» TO BE DONE: Extract the complete data exactly as given.

» EXTRACTED ENTRIES:
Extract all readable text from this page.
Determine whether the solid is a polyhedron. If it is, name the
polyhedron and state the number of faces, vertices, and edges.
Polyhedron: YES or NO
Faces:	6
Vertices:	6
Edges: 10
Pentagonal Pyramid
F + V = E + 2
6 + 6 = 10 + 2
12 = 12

» SOLUTION BELOW:
Extract all readable text from this page.
Determine whether the solid is a polyhedron. If it is, name the
polyhedron and state the number of faces, vertices, and edges.
Polyhedron: YES or NO
Faces:	6
Vertices:	6
Edges: 10
Pentagonal Pyramid
F + V = E + 2
6 + 6 = 10 + 2
12 = 12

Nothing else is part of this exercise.